━━ Extracted material

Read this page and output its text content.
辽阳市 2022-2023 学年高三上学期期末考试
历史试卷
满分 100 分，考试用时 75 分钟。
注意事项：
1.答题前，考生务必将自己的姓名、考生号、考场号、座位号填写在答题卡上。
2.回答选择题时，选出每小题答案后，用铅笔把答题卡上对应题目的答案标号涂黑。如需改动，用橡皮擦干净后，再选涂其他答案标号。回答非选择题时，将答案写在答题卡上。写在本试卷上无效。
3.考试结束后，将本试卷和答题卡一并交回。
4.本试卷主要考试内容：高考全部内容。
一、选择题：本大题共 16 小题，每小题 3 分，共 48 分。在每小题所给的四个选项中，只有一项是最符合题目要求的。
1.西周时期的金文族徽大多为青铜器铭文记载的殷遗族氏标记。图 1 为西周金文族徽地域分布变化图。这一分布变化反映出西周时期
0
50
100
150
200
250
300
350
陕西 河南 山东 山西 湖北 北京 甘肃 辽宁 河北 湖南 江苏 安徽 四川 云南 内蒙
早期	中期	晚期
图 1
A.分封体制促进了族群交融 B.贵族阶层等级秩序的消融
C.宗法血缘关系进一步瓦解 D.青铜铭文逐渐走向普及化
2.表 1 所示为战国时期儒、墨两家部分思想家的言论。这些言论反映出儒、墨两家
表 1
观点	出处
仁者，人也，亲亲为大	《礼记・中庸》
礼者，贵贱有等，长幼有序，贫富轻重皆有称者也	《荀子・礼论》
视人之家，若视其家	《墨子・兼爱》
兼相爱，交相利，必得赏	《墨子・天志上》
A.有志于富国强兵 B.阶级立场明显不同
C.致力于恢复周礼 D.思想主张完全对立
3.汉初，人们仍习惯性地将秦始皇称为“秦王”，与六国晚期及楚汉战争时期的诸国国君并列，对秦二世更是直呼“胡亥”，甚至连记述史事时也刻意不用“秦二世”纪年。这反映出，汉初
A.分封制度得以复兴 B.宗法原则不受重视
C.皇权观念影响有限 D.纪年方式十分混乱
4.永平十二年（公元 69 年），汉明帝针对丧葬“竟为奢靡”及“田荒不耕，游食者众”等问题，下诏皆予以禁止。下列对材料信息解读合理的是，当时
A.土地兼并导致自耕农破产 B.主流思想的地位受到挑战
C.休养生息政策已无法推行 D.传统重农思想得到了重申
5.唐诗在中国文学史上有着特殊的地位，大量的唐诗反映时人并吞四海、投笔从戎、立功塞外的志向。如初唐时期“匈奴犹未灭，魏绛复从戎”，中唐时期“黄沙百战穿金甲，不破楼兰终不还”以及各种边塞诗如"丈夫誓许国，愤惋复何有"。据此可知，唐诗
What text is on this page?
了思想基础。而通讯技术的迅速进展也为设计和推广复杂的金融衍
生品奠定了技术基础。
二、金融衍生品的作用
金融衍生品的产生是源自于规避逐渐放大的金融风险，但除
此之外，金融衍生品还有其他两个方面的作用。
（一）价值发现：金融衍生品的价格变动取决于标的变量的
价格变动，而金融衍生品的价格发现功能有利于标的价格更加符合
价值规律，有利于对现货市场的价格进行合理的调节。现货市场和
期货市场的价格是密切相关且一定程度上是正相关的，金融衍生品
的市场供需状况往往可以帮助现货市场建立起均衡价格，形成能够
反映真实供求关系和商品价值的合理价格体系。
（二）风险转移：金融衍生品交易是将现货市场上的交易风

━━━━

## Required work
Give the entries again in full, exactly as they are written.

## Exercise response
Read this page and output its text content.
辽阳市 2022-2023 学年高三上学期期末考试
历史试卷
满分 100 分，考试用时 75 分钟。
注意事项：
1.答题前，考生务必将自己的姓名、考生号、考场号、座位号填写在答题卡上。
2.回答选择题时，选出每小题答案后，用铅笔把答题卡上对应题目的答案标号涂黑。如需改动，用橡皮擦干净后，再选涂其他答案标号。回答非选择题时，将答案写在答题卡上。写在本试卷上无效。
3.考试结束后，将本试卷和答题卡一并交回。
4.本试卷主要考试内容：高考全部内容。
一、选择题：本大题共 16 小题，每小题 3 分，共 48 分。在每小题所给的四个选项中，只有一项是最符合题目要求的。
1.西周时期的金文族徽大多为青铜器铭文记载的殷遗族氏标记。图 1 为西周金文族徽地域分布变化图。这一分布变化反映出西周时期
0
50
100
150
200
250
300
350
陕西 河南 山东 山西 湖北 北京 甘肃 辽宁 河北 湖南 江苏 安徽 四川 云南 内蒙
早期	中期	晚期
图 1
A.分封体制促进了族群交融 B.贵族阶层等级秩序的消融
C.宗法血缘关系进一步瓦解 D.青铜铭文逐渐走向普及化
2.表 1 所示为战国时期儒、墨两家部分思想家的言论。这些言论反映出儒、墨两家
表 1
观点	出处
仁者，人也，亲亲为大	《礼记・中庸》
礼者，贵贱有等，长幼有序，贫富轻重皆有称者也	《荀子・礼论》
视人之家，若视其家	《墨子・兼爱》
兼相爱，交相利，必得赏	《墨子・天志上》
A.有志于富国强兵 B.阶级立场明显不同
C.致力于恢复周礼 D.思想主张完全对立
3.汉初，人们仍习惯性地将秦始皇称为“秦王”，与六国晚期及楚汉战争时期的诸国国君并列，对秦二世更是直呼“胡亥”，甚至连记述史事时也刻意不用“秦二世”纪年。这反映出，汉初
A.分封制度得以复兴 B.宗法原则不受重视
C.皇权观念影响有限 D.纪年方式十分混乱
4.永平十二年（公元 69 年），汉明帝针对丧葬“竟为奢靡”及“田荒不耕，游食者众”等问题，下诏皆予以禁止。下列对材料信息解读合理的是，当时
A.土地兼并导致自耕农破产 B.主流思想的地位受到挑战
C.休养生息政策已无法推行 D.传统重农思想得到了重申
5.唐诗在中国文学史上有着特殊的地位，大量的唐诗反映时人并吞四海、投笔从戎、立功塞外的志向。如初唐时期“匈奴犹未灭，魏绛复从戎”，中唐时期“黄沙百战穿金甲，不破楼兰终不还”以及各种边塞诗如"丈夫誓许国，愤惋复何有"。据此可知，唐诗
What text is on this page?
了思想基础。而通讯技术的迅速进展也为设计和推广复杂的金融衍
生品奠定了技术基础。
二、金融衍生品的作用
金融衍生品的产生是源自于规避逐渐放大的金融风险，但除
此之外，金融衍生品还有其他两个方面的作用。
（一）价值发现：金融衍生品的价格变动取决于标的变量的
价格变动，而金融衍生品的价格发现功能有利于标的价格更加符合
价值规律，有利于对现货市场的价格进行合理的调节。现货市场和
期货市场的价格是密切相关且一定程度上是正相关的，金融衍生品
的市场供需状况往往可以帮助现货市场建立起均衡价格，形成能够
反映真实供求关系和商品价值的合理价格体系。
（二）风险转移：金融衍生品交易是将现货市场上的交易风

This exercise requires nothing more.